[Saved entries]
====

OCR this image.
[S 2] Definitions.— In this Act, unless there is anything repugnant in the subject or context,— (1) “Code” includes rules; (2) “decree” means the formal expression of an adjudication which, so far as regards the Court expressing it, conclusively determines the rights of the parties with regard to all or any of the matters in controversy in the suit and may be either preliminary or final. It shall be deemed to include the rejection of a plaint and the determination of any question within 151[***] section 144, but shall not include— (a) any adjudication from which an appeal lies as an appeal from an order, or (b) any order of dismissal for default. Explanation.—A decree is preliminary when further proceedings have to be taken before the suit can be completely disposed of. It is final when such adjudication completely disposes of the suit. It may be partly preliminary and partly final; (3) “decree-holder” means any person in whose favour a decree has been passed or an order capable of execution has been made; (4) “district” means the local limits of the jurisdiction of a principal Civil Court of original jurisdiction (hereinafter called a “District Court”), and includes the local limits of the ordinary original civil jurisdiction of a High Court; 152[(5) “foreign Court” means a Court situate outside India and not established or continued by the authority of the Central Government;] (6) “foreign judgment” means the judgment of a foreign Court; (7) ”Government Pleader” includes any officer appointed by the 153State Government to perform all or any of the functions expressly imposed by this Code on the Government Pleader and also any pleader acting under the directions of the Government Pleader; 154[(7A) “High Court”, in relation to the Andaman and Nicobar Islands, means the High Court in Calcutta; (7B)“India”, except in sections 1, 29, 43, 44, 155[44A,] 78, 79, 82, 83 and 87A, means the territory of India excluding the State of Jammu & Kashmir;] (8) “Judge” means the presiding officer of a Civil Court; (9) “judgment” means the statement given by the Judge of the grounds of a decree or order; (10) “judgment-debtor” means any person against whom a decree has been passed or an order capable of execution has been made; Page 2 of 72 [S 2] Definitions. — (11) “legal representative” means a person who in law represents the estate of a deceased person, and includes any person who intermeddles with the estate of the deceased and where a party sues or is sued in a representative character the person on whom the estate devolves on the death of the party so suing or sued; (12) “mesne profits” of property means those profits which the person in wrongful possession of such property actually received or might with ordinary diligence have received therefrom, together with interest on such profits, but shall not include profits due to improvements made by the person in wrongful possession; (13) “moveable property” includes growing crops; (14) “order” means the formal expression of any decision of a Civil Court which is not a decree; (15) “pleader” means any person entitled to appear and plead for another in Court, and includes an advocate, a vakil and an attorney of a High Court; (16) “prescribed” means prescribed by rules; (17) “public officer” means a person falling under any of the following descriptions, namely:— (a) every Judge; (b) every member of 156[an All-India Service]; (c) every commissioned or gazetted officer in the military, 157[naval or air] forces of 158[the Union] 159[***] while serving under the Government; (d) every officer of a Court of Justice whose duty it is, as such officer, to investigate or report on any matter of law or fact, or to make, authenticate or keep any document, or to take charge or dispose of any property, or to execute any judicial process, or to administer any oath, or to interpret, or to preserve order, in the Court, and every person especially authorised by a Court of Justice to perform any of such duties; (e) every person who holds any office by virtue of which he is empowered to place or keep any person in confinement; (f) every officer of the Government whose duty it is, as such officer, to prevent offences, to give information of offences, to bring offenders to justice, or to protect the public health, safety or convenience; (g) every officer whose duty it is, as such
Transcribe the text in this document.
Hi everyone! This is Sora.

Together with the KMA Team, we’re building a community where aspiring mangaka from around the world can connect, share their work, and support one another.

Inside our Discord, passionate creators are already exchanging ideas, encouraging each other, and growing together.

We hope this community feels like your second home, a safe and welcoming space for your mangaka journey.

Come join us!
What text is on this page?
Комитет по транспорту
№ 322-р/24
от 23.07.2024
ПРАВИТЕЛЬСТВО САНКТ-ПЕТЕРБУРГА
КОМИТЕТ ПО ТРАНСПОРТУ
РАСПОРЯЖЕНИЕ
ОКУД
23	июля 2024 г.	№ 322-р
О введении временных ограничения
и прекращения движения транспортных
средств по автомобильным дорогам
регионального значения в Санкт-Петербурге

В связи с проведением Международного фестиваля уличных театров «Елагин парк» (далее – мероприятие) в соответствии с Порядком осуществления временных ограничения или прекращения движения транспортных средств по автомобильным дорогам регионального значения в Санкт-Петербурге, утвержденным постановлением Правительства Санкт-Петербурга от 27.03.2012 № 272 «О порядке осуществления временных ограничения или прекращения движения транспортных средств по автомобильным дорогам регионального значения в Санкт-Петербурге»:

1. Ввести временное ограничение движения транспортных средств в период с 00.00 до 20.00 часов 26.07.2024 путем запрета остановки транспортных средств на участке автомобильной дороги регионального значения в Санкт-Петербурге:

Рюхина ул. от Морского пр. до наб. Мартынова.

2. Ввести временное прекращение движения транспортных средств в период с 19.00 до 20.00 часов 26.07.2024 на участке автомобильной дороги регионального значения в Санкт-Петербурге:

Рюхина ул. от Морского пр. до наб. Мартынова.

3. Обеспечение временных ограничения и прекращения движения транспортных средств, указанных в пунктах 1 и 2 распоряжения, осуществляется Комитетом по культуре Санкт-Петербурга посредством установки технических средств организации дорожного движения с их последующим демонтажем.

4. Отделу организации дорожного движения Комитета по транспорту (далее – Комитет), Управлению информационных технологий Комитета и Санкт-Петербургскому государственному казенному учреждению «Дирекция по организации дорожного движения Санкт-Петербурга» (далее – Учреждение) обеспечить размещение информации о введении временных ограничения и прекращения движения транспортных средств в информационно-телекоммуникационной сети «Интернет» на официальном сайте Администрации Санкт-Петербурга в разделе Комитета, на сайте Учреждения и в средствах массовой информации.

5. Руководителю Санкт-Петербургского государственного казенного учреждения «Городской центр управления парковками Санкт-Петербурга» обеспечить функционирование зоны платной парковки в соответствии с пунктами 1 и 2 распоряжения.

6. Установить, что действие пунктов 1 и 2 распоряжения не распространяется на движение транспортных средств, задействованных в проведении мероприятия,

====

== TASK DESCRIPTION ==
Retype every entry word for word.

== WORKED SOLUTION ==
OCR this image.
[S 2] Definitions.— In this Act, unless there is anything repugnant in the subject or context,— (1) “Code” includes rules; (2) “decree” means the formal expression of an adjudication which, so far as regards the Court expressing it, conclusively determines the rights of the parties with regard to all or any of the matters in controversy in the suit and may be either preliminary or final. It shall be deemed to include the rejection of a plaint and the determination of any question within 151[***] section 144, but shall not include— (a) any adjudication from which an appeal lies as an appeal from an order, or (b) any order of dismissal for default. Explanation.—A decree is preliminary when further proceedings have to be taken before the suit can be completely disposed of. It is final when such adjudication completely disposes of the suit. It may be partly preliminary and partly final; (3) “decree-holder” means any person in whose favour a decree has been passed or an order capable of execution has been made; (4) “district” means the local limits of the jurisdiction of a principal Civil Court of original jurisdiction (hereinafter called a “District Court”), and includes the local limits of the ordinary original civil jurisdiction of a High Court; 152[(5) “foreign Court” means a Court situate outside India and not established or continued by the authority of the Central Government;] (6) “foreign judgment” means the judgment of a foreign Court; (7) ”Government Pleader” includes any officer appointed by the 153State Government to perform all or any of the functions expressly imposed by this Code on the Government Pleader and also any pleader acting under the directions of the Government Pleader; 154[(7A) “High Court”, in relation to the Andaman and Nicobar Islands, means the High Court in Calcutta; (7B)“India”, except in sections 1, 29, 43, 44, 155[44A,] 78, 79, 82, 83 and 87A, means the territory of India excluding the State of Jammu & Kashmir;] (8) “Judge” means the presiding officer of a Civil Court; (9) “judgment” means the statement given by the Judge of the grounds of a decree or order; (10) “judgment-debtor” means any person against whom a decree has been passed or an order capable of execution has been made; Page 2 of 72 [S 2] Definitions. — (11) “legal representative” means a person who in law represents the estate of a deceased person, and includes any person who intermeddles with the estate of the deceased and where a party sues or is sued in a representative character the person on whom the estate devolves on the death of the party so suing or sued; (12) “mesne profits” of property means those profits which the person in wrongful possession of such property actually received or might with ordinary diligence have received therefrom, together with interest on such profits, but shall not include profits due to improvements made by the person in wrongful possession; (13) “moveable property” includes growing crops; (14) “order” means the formal expression of any decision of a Civil Court which is not a decree; (15) “pleader” means any person entitled to appear and plead for another in Court, and includes an advocate, a vakil and an attorney of a High Court; (16) “prescribed” means prescribed by rules; (17) “public officer” means a person falling under any of the following descriptions, namely:— (a) every Judge; (b) every member of 156[an All-India Service]; (c) every commissioned or gazetted officer in the military, 157[naval or air] forces of 158[the Union] 159[***] while serving under the Government; (d) every officer of a Court of Justice whose duty it is, as such officer, to investigate or report on any matter of law or fact, or to make, authenticate or keep any document, or to take charge or dispose of any property, or to execute any judicial process, or to administer any oath, or to interpret, or to preserve order, in the Court, and every person especially authorised by a Court of Justice to perform any of such duties; (e) every person who holds any office by virtue of which he is empowered to place or keep any person in confinement; (f) every officer of the Government whose duty it is, as such officer, to prevent offences, to give information of offences, to bring offenders to justice, or to protect the public health, safety or convenience; (g) every officer whose duty it is, as such
Transcribe the text in this document.
Hi everyone! This is Sora.

Together with the KMA Team, we’re building a community where aspiring mangaka from around the world can connect, share their work, and support one another.

Inside our Discord, passionate creators are already exchanging ideas, encouraging each other, and growing together.

We hope this community feels like your second home, a safe and welcoming space for your mangaka journey.

Come join us!
What text is on this page?
Комитет по транспорту
№ 322-р/24
от 23.07.2024
ПРАВИТЕЛЬСТВО САНКТ-ПЕТЕРБУРГА
КОМИТЕТ ПО ТРАНСПОРТУ
РАСПОРЯЖЕНИЕ
ОКУД
23	июля 2024 г.	№ 322-р
О введении временных ограничения
и прекращения движения транспортных
средств по автомобильным дорогам
регионального значения в Санкт-Петербурге

В связи с проведением Международного фестиваля уличных театров «Елагин парк» (далее – мероприятие) в соответствии с Порядком осуществления временных ограничения или прекращения движения транспортных средств по автомобильным дорогам регионального значения в Санкт-Петербурге, утвержденным постановлением Правительства Санкт-Петербурга от 27.03.2012 № 272 «О порядке осуществления временных ограничения или прекращения движения транспортных средств по автомобильным дорогам регионального значения в Санкт-Петербурге»:

1. Ввести временное ограничение движения транспортных средств в период с 00.00 до 20.00 часов 26.07.2024 путем запрета остановки транспортных средств на участке автомобильной дороги регионального значения в Санкт-Петербурге:

Рюхина ул. от Морского пр. до наб. Мартынова.

2. Ввести временное прекращение движения транспортных средств в период с 19.00 до 20.00 часов 26.07.2024 на участке автомобильной дороги регионального значения в Санкт-Петербурге:

Рюхина ул. от Морского пр. до наб. Мартынова.

3. Обеспечение временных ограничения и прекращения движения транспортных средств, указанных в пунктах 1 и 2 распоряжения, осуществляется Комитетом по культуре Санкт-Петербурга посредством установки технических средств организации дорожного движения с их последующим демонтажем.

4. Отделу организации дорожного движения Комитета по транспорту (далее – Комитет), Управлению информационных технологий Комитета и Санкт-Петербургскому государственному казенному учреждению «Дирекция по организации дорожного движения Санкт-Петербурга» (далее – Учреждение) обеспечить размещение информации о введении временных ограничения и прекращения движения транспортных средств в информационно-телекоммуникационной сети «Интернет» на официальном сайте Администрации Санкт-Петербурга в разделе Комитета, на сайте Учреждения и в средствах массовой информации.

5. Руководителю Санкт-Петербургского государственного казенного учреждения «Городской центр управления парковками Санкт-Петербурга» обеспечить функционирование зоны платной парковки в соответствии с пунктами 1 и 2 распоряжения.

6. Установить, что действие пунктов 1 и 2 распоряжения не распространяется на движение транспортных средств, задействованных в проведении мероприятия,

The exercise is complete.